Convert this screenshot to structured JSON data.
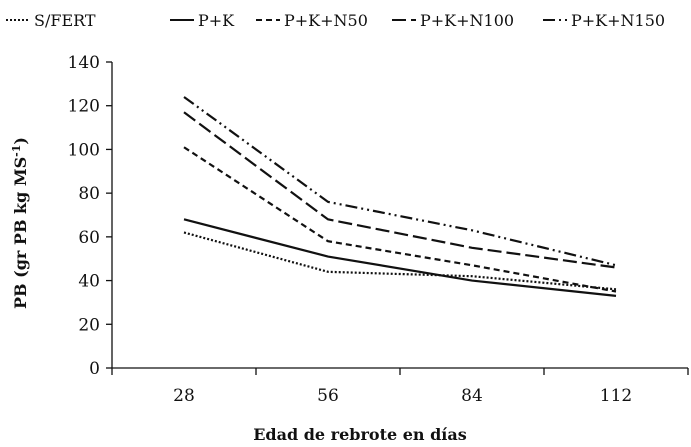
{
  "chart_data": {
    "type": "line",
    "x": [
      28,
      56,
      84,
      112
    ],
    "xlabel": "Edad de rebrote en días",
    "ylabel": "PB (gr PB kg MS",
    "ylabel_sup": "-1",
    "ylabel_close": ")",
    "ylim": [
      0,
      140
    ],
    "yticks": [
      0,
      20,
      40,
      60,
      80,
      100,
      120,
      140
    ],
    "xticks": [
      "28",
      "56",
      "84",
      "112"
    ],
    "grid": false,
    "legend_position": "top",
    "series": [
      {
        "name": "S/FERT",
        "dash": "2,2",
        "values": [
          62,
          44,
          42,
          36
        ]
      },
      {
        "name": "P+K",
        "dash": "",
        "values": [
          68,
          51,
          40,
          33
        ]
      },
      {
        "name": "P+K+N50",
        "dash": "6,4",
        "values": [
          101,
          58,
          47,
          35
        ]
      },
      {
        "name": "P+K+N100",
        "dash": "14,5",
        "values": [
          117,
          68,
          55,
          46
        ]
      },
      {
        "name": "P+K+N150",
        "dash": "12,4,2,4,2,4",
        "values": [
          124,
          76,
          63,
          47
        ]
      }
    ]
  }
}
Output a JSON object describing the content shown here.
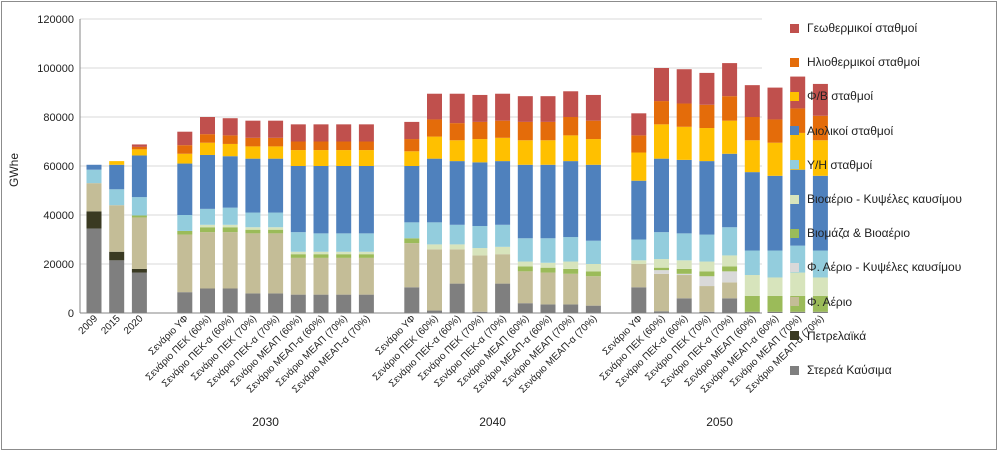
{
  "chart_data": {
    "type": "bar",
    "stacked": true,
    "ylabel": "GWhe",
    "ylim": [
      0,
      120000
    ],
    "yticks": [
      0,
      20000,
      40000,
      60000,
      80000,
      100000,
      120000
    ],
    "ytick_labels": [
      "0",
      "20000",
      "40000",
      "60000",
      "80000",
      "100000",
      "120000"
    ],
    "grid": true,
    "legend_position": "right",
    "categories": [
      "2009",
      "2015",
      "2020",
      "Σενάριο ΥΦ",
      "Σενάριο ΠΕΚ (60%)",
      "Σενάριο ΠΕΚ-α (60%)",
      "Σενάριο ΠΕΚ (70%)",
      "Σενάριο ΠΕΚ-α (70%)",
      "Σενάριο ΜΕΑΠ (60%)",
      "Σενάριο ΜΕΑΠ-α (60%)",
      "Σενάριο ΜΕΑΠ (70%)",
      "Σενάριο ΜΕΑΠ-α (70%)",
      "Σενάριο ΥΦ",
      "Σενάριο ΠΕΚ (60%)",
      "Σενάριο ΠΕΚ-α (60%)",
      "Σενάριο ΠΕΚ (70%)",
      "Σενάριο ΠΕΚ-α (70%)",
      "Σενάριο ΜΕΑΠ (60%)",
      "Σενάριο ΜΕΑΠ-α (60%)",
      "Σενάριο ΜΕΑΠ (70%)",
      "Σενάριο ΜΕΑΠ-α (70%)",
      "Σενάριο ΥΦ",
      "Σενάριο ΠΕΚ (60%)",
      "Σενάριο ΠΕΚ-α (60%)",
      "Σενάριο ΠΕΚ (70%)",
      "Σενάριο ΠΕΚ-α (70%)",
      "Σενάριο ΜΕΑΠ (60%)",
      "Σενάριο ΜΕΑΠ-α (60%)",
      "Σενάριο ΜΕΑΠ (70%)",
      "Σενάριο ΜΕΑΠ-α (70%)"
    ],
    "groups": [
      {
        "label": "2030",
        "start": 3,
        "end": 11
      },
      {
        "label": "2040",
        "start": 12,
        "end": 20
      },
      {
        "label": "2050",
        "start": 21,
        "end": 29
      }
    ],
    "series": [
      {
        "name": "Στερεά Καύσιμα",
        "color": "#7f7f7f",
        "values": [
          34500,
          21500,
          16500,
          8500,
          10000,
          10000,
          8000,
          8000,
          7500,
          7500,
          7500,
          7500,
          10500,
          1000,
          12000,
          500,
          12000,
          4000,
          3500,
          3500,
          3000,
          10500,
          700,
          6000,
          500,
          6000,
          500,
          500,
          500,
          500
        ]
      },
      {
        "name": "Πετρελαϊκά",
        "color": "#3a3a22",
        "values": [
          7000,
          3500,
          1500,
          0,
          0,
          0,
          0,
          0,
          0,
          0,
          0,
          0,
          0,
          0,
          0,
          0,
          0,
          0,
          0,
          0,
          0,
          0,
          0,
          0,
          0,
          0,
          0,
          0,
          0,
          0
        ]
      },
      {
        "name": "Φ. Αέριο",
        "color": "#c4bd97",
        "values": [
          11500,
          19000,
          21000,
          23500,
          23000,
          23000,
          24500,
          24500,
          15000,
          15000,
          15000,
          15000,
          18000,
          25000,
          14000,
          23000,
          12000,
          13000,
          13000,
          12500,
          12000,
          9500,
          15300,
          9500,
          10500,
          6500,
          0,
          0,
          0,
          0
        ]
      },
      {
        "name": "Φ. Αέριο - Κυψέλες καυσίμου",
        "color": "#d9d9d9",
        "values": [
          0,
          0,
          0,
          0,
          0,
          0,
          0,
          0,
          0,
          0,
          0,
          0,
          0,
          0,
          0,
          0,
          0,
          0,
          0,
          0,
          0,
          0,
          1500,
          500,
          4000,
          4500,
          0,
          0,
          0,
          0
        ]
      },
      {
        "name": "Βιομάζα & Βιοαέριο",
        "color": "#9bbb59",
        "values": [
          0,
          0,
          800,
          1500,
          2000,
          2000,
          1500,
          1500,
          1500,
          1500,
          1500,
          1500,
          2000,
          0,
          0,
          0,
          0,
          2000,
          2000,
          2000,
          2000,
          0,
          1000,
          2000,
          2000,
          2000,
          6500,
          6500,
          6500,
          6500
        ]
      },
      {
        "name": "Βιοαέριο - Κυψέλες καυσίμου",
        "color": "#d7e4bc",
        "values": [
          0,
          0,
          0,
          0,
          1000,
          1000,
          1000,
          1000,
          1000,
          1000,
          1000,
          1000,
          0,
          2000,
          2000,
          3000,
          3000,
          2000,
          2000,
          3000,
          3000,
          1500,
          3500,
          3500,
          4000,
          4500,
          8500,
          7500,
          9500,
          7500
        ]
      },
      {
        "name": "Υ/Η σταθμοί",
        "color": "#93cddd",
        "values": [
          5500,
          6500,
          7500,
          6500,
          6500,
          7000,
          6000,
          6000,
          8000,
          7500,
          7500,
          7500,
          6500,
          9000,
          8000,
          9000,
          9000,
          9500,
          10000,
          10000,
          9500,
          8500,
          11000,
          11000,
          11000,
          11500,
          10000,
          11000,
          11000,
          11000
        ]
      },
      {
        "name": "Αιολικοί σταθμοί",
        "color": "#4f81bd",
        "values": [
          2000,
          10000,
          17000,
          21000,
          22000,
          21000,
          22000,
          22000,
          27000,
          27500,
          27500,
          27500,
          23000,
          26000,
          26000,
          26000,
          26000,
          30000,
          30000,
          31000,
          31000,
          24000,
          30000,
          30000,
          30000,
          30000,
          32000,
          30500,
          31000,
          30500
        ]
      },
      {
        "name": "Φ/Β σταθμοί",
        "color": "#ffc000",
        "values": [
          0,
          1500,
          2500,
          4000,
          5000,
          5000,
          5000,
          5000,
          6500,
          6500,
          6500,
          6500,
          6000,
          9000,
          8500,
          9500,
          9500,
          10000,
          10000,
          10500,
          10500,
          11500,
          14000,
          13500,
          13500,
          13500,
          13000,
          13500,
          15000,
          14500
        ]
      },
      {
        "name": "Ηλιοθερμικοί σταθμοί",
        "color": "#e46c0a",
        "values": [
          0,
          0,
          1000,
          3500,
          3500,
          3500,
          3500,
          3500,
          3500,
          3500,
          3500,
          3500,
          5000,
          7000,
          7000,
          7000,
          7000,
          7500,
          7500,
          7500,
          7500,
          7000,
          9500,
          9500,
          9500,
          10000,
          9500,
          9500,
          10000,
          10000
        ]
      },
      {
        "name": "Γεωθερμικοί σταθμοί",
        "color": "#c0504d",
        "values": [
          0,
          0,
          1000,
          5500,
          7000,
          7000,
          7000,
          7000,
          7000,
          7000,
          7000,
          7000,
          7000,
          10500,
          12000,
          11000,
          11000,
          10500,
          10500,
          10500,
          10500,
          9000,
          13500,
          14000,
          13000,
          13500,
          13000,
          13000,
          13000,
          13000
        ]
      }
    ]
  }
}
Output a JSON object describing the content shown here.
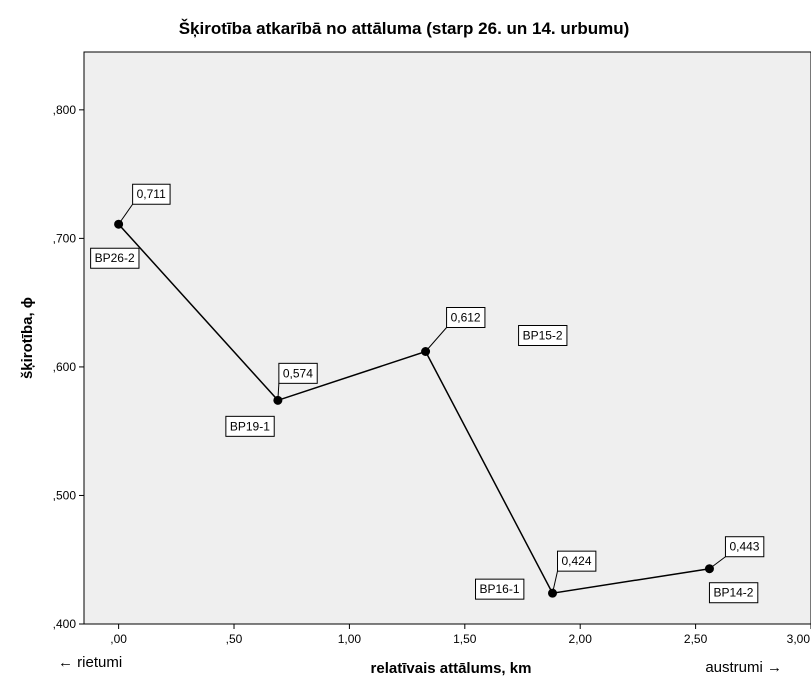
{
  "chart_data": {
    "type": "line",
    "title": "Šķirotība atkarībā no attāluma (starp 26. un 14. urbumu)",
    "xlabel": "relatīvais attālums, km",
    "ylabel": "šķirotība, ϕ",
    "xlim": [
      -0.15,
      3.0
    ],
    "ylim": [
      0.4,
      0.845
    ],
    "x_ticks": [
      ",00",
      ",50",
      "1,00",
      "1,50",
      "2,00",
      "2,50",
      "3,00"
    ],
    "y_ticks": [
      ",400",
      ",500",
      ",600",
      ",700",
      ",800"
    ],
    "x_direction_left": "← rietumi",
    "x_direction_right": "austrumi →",
    "grid": false,
    "legend": "none",
    "colors": {
      "plot_background": "#efefef",
      "line": "#000000"
    },
    "points": [
      {
        "name": "BP26-2",
        "x": 0.0,
        "y": 0.711,
        "label": "0,711"
      },
      {
        "name": "BP19-1",
        "x": 0.69,
        "y": 0.574,
        "label": "0,574"
      },
      {
        "name": "BP15-2",
        "x": 1.33,
        "y": 0.612,
        "label": "0,612"
      },
      {
        "name": "BP16-1",
        "x": 1.88,
        "y": 0.424,
        "label": "0,424"
      },
      {
        "name": "BP14-2",
        "x": 2.56,
        "y": 0.443,
        "label": "0,443"
      }
    ]
  }
}
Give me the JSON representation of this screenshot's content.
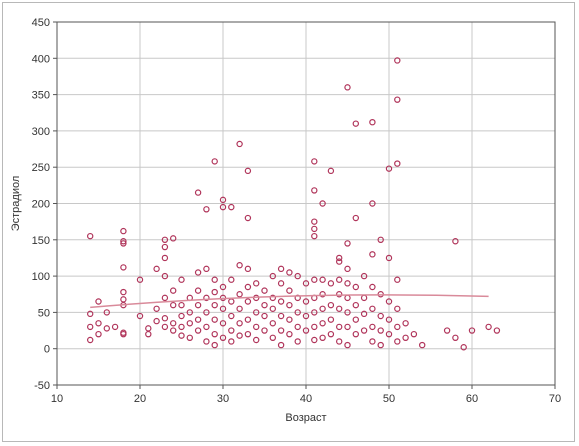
{
  "chart_data": {
    "type": "scatter",
    "title": "",
    "xlabel": "Возраст",
    "ylabel": "Эстрадиол",
    "xlim": [
      10,
      70
    ],
    "ylim": [
      -50,
      450
    ],
    "x_ticks": [
      "10",
      "20",
      "30",
      "40",
      "50",
      "60",
      "70"
    ],
    "y_ticks": [
      "-50",
      "0",
      "50",
      "100",
      "150",
      "200",
      "250",
      "300",
      "350",
      "400",
      "450"
    ],
    "grid": true,
    "legend": "none",
    "marker_color": "#b0345a",
    "line_color": "#d98a9a",
    "trend_line": {
      "x": [
        14,
        62
      ],
      "y": [
        57,
        72
      ]
    },
    "points": [
      [
        14,
        155
      ],
      [
        14,
        48
      ],
      [
        14,
        30
      ],
      [
        14,
        12
      ],
      [
        15,
        65
      ],
      [
        15,
        35
      ],
      [
        15,
        20
      ],
      [
        16,
        50
      ],
      [
        16,
        28
      ],
      [
        17,
        30
      ],
      [
        18,
        162
      ],
      [
        18,
        148
      ],
      [
        18,
        145
      ],
      [
        18,
        112
      ],
      [
        18,
        78
      ],
      [
        18,
        68
      ],
      [
        18,
        60
      ],
      [
        18,
        22
      ],
      [
        18,
        20
      ],
      [
        20,
        95
      ],
      [
        20,
        45
      ],
      [
        21,
        28
      ],
      [
        21,
        20
      ],
      [
        22,
        110
      ],
      [
        22,
        55
      ],
      [
        22,
        38
      ],
      [
        23,
        150
      ],
      [
        23,
        140
      ],
      [
        23,
        125
      ],
      [
        23,
        100
      ],
      [
        23,
        70
      ],
      [
        23,
        42
      ],
      [
        23,
        30
      ],
      [
        24,
        152
      ],
      [
        24,
        80
      ],
      [
        24,
        60
      ],
      [
        24,
        35
      ],
      [
        24,
        25
      ],
      [
        25,
        95
      ],
      [
        25,
        60
      ],
      [
        25,
        45
      ],
      [
        25,
        30
      ],
      [
        25,
        18
      ],
      [
        26,
        70
      ],
      [
        26,
        50
      ],
      [
        26,
        35
      ],
      [
        26,
        15
      ],
      [
        27,
        215
      ],
      [
        27,
        105
      ],
      [
        27,
        80
      ],
      [
        27,
        60
      ],
      [
        27,
        40
      ],
      [
        27,
        25
      ],
      [
        28,
        192
      ],
      [
        28,
        110
      ],
      [
        28,
        70
      ],
      [
        28,
        50
      ],
      [
        28,
        30
      ],
      [
        28,
        10
      ],
      [
        29,
        258
      ],
      [
        29,
        95
      ],
      [
        29,
        78
      ],
      [
        29,
        60
      ],
      [
        29,
        40
      ],
      [
        29,
        20
      ],
      [
        29,
        5
      ],
      [
        30,
        205
      ],
      [
        30,
        195
      ],
      [
        30,
        85
      ],
      [
        30,
        70
      ],
      [
        30,
        55
      ],
      [
        30,
        35
      ],
      [
        30,
        15
      ],
      [
        31,
        195
      ],
      [
        31,
        95
      ],
      [
        31,
        65
      ],
      [
        31,
        45
      ],
      [
        31,
        25
      ],
      [
        31,
        10
      ],
      [
        32,
        282
      ],
      [
        32,
        115
      ],
      [
        32,
        75
      ],
      [
        32,
        55
      ],
      [
        32,
        35
      ],
      [
        32,
        18
      ],
      [
        33,
        245
      ],
      [
        33,
        180
      ],
      [
        33,
        110
      ],
      [
        33,
        85
      ],
      [
        33,
        65
      ],
      [
        33,
        40
      ],
      [
        33,
        20
      ],
      [
        34,
        90
      ],
      [
        34,
        70
      ],
      [
        34,
        50
      ],
      [
        34,
        30
      ],
      [
        34,
        12
      ],
      [
        35,
        80
      ],
      [
        35,
        60
      ],
      [
        35,
        45
      ],
      [
        35,
        25
      ],
      [
        36,
        100
      ],
      [
        36,
        70
      ],
      [
        36,
        55
      ],
      [
        36,
        35
      ],
      [
        36,
        15
      ],
      [
        37,
        110
      ],
      [
        37,
        90
      ],
      [
        37,
        65
      ],
      [
        37,
        45
      ],
      [
        37,
        25
      ],
      [
        37,
        5
      ],
      [
        38,
        105
      ],
      [
        38,
        80
      ],
      [
        38,
        60
      ],
      [
        38,
        40
      ],
      [
        38,
        20
      ],
      [
        39,
        100
      ],
      [
        39,
        70
      ],
      [
        39,
        50
      ],
      [
        39,
        30
      ],
      [
        39,
        10
      ],
      [
        40,
        90
      ],
      [
        40,
        65
      ],
      [
        40,
        45
      ],
      [
        40,
        25
      ],
      [
        41,
        258
      ],
      [
        41,
        218
      ],
      [
        41,
        175
      ],
      [
        41,
        165
      ],
      [
        41,
        155
      ],
      [
        41,
        95
      ],
      [
        41,
        70
      ],
      [
        41,
        50
      ],
      [
        41,
        30
      ],
      [
        41,
        12
      ],
      [
        42,
        200
      ],
      [
        42,
        95
      ],
      [
        42,
        75
      ],
      [
        42,
        55
      ],
      [
        42,
        35
      ],
      [
        42,
        15
      ],
      [
        43,
        245
      ],
      [
        43,
        90
      ],
      [
        43,
        60
      ],
      [
        43,
        40
      ],
      [
        43,
        20
      ],
      [
        44,
        125
      ],
      [
        44,
        120
      ],
      [
        44,
        95
      ],
      [
        44,
        75
      ],
      [
        44,
        55
      ],
      [
        44,
        30
      ],
      [
        44,
        10
      ],
      [
        45,
        360
      ],
      [
        45,
        145
      ],
      [
        45,
        110
      ],
      [
        45,
        90
      ],
      [
        45,
        70
      ],
      [
        45,
        50
      ],
      [
        45,
        30
      ],
      [
        45,
        5
      ],
      [
        46,
        310
      ],
      [
        46,
        180
      ],
      [
        46,
        85
      ],
      [
        46,
        60
      ],
      [
        46,
        40
      ],
      [
        46,
        20
      ],
      [
        47,
        100
      ],
      [
        47,
        70
      ],
      [
        47,
        48
      ],
      [
        47,
        25
      ],
      [
        48,
        312
      ],
      [
        48,
        200
      ],
      [
        48,
        130
      ],
      [
        48,
        85
      ],
      [
        48,
        55
      ],
      [
        48,
        30
      ],
      [
        48,
        10
      ],
      [
        49,
        150
      ],
      [
        49,
        75
      ],
      [
        49,
        45
      ],
      [
        49,
        25
      ],
      [
        49,
        5
      ],
      [
        50,
        248
      ],
      [
        50,
        125
      ],
      [
        50,
        65
      ],
      [
        50,
        40
      ],
      [
        50,
        20
      ],
      [
        51,
        397
      ],
      [
        51,
        343
      ],
      [
        51,
        255
      ],
      [
        51,
        95
      ],
      [
        51,
        55
      ],
      [
        51,
        30
      ],
      [
        51,
        10
      ],
      [
        52,
        35
      ],
      [
        52,
        15
      ],
      [
        53,
        20
      ],
      [
        54,
        5
      ],
      [
        57,
        25
      ],
      [
        58,
        148
      ],
      [
        58,
        15
      ],
      [
        59,
        2
      ],
      [
        60,
        25
      ],
      [
        62,
        30
      ],
      [
        63,
        25
      ]
    ]
  }
}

AIM OF THE EXERCISE
Gather all the lines that include the word "screenshot" and copy them out.

EXERCISE ANSWER
Convert this screenshot to structured JSON data.
Give me the JSON representation of this screenshot's content.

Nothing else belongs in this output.